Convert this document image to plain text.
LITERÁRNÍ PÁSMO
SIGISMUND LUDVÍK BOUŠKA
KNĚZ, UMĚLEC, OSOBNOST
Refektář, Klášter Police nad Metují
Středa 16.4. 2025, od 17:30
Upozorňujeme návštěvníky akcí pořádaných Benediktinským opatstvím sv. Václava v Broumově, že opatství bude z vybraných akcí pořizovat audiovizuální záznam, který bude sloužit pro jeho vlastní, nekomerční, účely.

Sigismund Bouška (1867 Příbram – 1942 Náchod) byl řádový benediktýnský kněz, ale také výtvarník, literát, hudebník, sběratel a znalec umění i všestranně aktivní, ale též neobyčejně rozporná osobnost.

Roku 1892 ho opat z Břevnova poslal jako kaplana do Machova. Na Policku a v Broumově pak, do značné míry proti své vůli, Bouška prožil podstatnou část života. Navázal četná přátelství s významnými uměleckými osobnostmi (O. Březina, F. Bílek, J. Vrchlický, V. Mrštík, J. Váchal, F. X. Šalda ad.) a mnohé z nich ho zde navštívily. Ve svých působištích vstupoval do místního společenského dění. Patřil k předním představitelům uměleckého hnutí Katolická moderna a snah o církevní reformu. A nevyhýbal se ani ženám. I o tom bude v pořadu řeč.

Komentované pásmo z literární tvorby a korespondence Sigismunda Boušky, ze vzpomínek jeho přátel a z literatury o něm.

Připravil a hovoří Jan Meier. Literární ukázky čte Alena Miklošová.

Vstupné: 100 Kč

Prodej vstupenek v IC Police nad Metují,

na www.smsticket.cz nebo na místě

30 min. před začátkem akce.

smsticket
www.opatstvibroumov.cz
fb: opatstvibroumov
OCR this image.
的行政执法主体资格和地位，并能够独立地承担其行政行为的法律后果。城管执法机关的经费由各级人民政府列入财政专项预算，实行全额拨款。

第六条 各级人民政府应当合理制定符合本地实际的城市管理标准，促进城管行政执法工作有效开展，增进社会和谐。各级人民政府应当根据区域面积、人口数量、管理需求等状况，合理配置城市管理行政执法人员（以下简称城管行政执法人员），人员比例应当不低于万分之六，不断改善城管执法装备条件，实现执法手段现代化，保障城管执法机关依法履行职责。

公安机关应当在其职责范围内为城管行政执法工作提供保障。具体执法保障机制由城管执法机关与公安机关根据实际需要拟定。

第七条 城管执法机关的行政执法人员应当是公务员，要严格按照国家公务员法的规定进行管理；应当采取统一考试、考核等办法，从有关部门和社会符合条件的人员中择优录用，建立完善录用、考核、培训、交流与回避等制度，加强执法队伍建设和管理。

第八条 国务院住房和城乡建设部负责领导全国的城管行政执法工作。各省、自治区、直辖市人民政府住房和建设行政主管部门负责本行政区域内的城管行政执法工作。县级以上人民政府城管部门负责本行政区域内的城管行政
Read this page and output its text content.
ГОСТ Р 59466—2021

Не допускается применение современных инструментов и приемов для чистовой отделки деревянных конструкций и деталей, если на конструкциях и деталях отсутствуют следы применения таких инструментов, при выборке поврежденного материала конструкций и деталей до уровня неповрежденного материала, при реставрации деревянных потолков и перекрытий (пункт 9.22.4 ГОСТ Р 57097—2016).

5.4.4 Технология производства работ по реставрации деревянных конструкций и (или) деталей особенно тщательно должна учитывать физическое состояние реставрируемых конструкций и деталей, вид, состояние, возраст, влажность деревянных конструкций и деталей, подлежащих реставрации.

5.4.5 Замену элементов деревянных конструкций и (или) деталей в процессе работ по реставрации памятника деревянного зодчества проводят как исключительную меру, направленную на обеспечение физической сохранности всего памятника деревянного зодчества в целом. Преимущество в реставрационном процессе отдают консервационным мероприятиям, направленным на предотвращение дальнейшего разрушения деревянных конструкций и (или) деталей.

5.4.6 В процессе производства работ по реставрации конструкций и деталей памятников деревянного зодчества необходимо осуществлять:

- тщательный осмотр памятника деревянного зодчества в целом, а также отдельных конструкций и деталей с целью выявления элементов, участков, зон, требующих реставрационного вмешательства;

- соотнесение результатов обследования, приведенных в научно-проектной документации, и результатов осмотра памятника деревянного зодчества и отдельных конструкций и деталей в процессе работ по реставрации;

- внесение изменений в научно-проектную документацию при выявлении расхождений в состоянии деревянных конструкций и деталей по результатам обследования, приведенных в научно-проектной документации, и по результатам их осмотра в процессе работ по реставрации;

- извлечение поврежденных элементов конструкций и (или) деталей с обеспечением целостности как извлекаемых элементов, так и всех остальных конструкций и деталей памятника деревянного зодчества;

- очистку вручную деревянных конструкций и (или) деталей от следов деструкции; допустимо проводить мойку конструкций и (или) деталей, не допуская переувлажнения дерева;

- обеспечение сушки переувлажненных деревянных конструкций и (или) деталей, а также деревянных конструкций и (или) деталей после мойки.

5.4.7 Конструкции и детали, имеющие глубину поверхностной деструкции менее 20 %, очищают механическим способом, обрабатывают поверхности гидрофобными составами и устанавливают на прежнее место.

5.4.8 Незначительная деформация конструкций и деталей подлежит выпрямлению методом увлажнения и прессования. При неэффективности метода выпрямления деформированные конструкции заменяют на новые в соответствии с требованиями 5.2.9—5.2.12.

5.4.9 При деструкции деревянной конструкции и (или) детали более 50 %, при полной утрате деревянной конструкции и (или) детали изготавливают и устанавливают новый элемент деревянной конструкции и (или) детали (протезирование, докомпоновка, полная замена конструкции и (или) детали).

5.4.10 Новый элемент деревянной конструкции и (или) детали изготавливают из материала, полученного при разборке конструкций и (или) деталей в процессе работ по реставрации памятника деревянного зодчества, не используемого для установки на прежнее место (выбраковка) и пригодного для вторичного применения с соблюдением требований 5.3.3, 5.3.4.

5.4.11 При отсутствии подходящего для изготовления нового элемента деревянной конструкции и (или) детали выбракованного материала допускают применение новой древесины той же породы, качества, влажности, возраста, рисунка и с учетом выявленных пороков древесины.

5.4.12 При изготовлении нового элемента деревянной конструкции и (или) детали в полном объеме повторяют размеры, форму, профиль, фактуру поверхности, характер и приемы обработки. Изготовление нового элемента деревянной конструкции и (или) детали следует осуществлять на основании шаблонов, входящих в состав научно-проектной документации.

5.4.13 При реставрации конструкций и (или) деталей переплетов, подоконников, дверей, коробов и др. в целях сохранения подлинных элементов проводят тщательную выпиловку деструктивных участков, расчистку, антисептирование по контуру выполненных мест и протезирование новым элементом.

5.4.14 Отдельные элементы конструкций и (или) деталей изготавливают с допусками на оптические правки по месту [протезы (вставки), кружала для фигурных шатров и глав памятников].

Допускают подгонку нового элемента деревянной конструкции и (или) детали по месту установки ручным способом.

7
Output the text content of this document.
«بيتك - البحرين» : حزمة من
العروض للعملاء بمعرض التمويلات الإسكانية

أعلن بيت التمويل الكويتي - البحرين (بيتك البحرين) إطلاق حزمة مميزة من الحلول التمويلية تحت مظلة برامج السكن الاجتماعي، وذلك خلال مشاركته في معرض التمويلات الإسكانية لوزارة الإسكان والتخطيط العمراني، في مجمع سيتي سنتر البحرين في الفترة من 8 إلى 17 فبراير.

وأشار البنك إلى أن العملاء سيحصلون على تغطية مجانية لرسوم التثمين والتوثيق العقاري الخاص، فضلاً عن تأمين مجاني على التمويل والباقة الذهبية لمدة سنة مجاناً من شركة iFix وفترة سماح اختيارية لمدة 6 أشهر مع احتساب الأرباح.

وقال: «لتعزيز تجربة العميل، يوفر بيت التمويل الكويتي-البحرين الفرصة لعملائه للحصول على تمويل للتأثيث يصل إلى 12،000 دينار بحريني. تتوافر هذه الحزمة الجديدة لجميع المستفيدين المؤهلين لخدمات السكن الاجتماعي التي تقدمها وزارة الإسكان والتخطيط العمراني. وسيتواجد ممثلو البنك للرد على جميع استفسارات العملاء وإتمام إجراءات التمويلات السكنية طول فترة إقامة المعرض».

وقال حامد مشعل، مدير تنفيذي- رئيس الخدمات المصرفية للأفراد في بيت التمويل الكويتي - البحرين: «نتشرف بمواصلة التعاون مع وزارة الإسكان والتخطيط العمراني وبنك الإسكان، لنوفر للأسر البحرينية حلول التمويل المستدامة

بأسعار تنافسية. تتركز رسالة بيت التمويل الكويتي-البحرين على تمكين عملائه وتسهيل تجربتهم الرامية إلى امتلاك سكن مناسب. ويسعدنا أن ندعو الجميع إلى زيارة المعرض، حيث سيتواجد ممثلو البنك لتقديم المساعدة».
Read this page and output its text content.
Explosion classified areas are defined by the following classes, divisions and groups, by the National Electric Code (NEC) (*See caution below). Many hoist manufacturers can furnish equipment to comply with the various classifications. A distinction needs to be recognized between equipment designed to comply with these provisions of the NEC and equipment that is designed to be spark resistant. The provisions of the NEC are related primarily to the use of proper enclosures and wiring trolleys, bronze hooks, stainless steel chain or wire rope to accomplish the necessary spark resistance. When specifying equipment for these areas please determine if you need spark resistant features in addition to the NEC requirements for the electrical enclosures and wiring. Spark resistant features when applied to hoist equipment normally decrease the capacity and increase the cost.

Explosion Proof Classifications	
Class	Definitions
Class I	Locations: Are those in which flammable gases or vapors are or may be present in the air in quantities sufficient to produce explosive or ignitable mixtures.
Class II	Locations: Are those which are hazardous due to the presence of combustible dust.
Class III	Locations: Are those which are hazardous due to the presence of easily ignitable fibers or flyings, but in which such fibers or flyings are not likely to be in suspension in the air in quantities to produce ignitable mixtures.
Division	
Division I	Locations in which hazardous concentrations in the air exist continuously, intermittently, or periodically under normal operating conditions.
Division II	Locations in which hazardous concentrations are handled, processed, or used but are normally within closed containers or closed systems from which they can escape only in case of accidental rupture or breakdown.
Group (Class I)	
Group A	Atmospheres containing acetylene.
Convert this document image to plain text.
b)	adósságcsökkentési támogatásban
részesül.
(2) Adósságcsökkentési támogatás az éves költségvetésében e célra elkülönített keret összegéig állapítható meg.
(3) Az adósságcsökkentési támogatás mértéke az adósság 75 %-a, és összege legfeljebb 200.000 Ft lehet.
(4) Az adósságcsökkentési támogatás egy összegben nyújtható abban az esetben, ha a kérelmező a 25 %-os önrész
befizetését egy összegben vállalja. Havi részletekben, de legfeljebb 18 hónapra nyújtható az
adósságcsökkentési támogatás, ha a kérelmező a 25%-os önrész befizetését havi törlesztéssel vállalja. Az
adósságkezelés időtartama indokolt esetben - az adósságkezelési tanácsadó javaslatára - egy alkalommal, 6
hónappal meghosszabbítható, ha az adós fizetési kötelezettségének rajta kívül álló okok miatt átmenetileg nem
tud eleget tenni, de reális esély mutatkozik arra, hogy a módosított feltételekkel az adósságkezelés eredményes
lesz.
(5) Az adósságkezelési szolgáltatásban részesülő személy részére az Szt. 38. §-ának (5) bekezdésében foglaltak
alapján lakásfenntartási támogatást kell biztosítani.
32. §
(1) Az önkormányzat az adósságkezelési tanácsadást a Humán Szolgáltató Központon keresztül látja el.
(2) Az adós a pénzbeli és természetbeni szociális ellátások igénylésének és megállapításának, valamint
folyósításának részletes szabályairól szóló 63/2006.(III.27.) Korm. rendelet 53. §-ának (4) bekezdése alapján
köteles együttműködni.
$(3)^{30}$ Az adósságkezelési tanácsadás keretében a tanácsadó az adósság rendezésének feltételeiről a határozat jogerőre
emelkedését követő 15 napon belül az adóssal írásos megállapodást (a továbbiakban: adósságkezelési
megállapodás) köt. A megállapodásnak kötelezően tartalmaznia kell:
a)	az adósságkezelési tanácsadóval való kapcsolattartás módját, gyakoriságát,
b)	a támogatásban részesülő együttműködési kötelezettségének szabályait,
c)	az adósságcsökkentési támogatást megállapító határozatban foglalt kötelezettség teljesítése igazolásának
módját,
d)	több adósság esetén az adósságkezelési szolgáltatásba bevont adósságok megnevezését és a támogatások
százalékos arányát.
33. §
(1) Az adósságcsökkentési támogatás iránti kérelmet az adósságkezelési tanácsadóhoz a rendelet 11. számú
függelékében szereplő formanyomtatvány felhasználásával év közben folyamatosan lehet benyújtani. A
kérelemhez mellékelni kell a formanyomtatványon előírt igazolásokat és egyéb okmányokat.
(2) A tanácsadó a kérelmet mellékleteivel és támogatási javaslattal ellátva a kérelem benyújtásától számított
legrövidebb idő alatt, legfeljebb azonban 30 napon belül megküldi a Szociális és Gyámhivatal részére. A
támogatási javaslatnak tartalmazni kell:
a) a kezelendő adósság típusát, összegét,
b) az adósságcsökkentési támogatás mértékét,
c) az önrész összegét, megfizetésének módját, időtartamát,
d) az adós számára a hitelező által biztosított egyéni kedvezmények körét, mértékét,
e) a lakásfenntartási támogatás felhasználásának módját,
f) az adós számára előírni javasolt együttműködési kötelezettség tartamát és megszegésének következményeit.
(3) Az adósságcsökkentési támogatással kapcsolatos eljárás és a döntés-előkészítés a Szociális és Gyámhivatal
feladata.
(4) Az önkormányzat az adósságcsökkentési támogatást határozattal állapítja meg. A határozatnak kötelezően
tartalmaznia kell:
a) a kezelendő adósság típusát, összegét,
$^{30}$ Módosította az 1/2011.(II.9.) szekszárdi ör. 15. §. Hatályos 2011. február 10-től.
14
┄┄┄┄┄┄┄┄┄┄┄┄┄┄┄┄┄┄┄┄
**Your instructions**
Lines that hold the word "számára" are the ones to return, every one of them.

**Output for this exercise**
d) az adós számára a hitelező által biztosított egyéni kedvezmények körét, mértékét,
f) az adós számára előírni javasolt együttműködési kötelezettség tartamát és megszegésének következményeit.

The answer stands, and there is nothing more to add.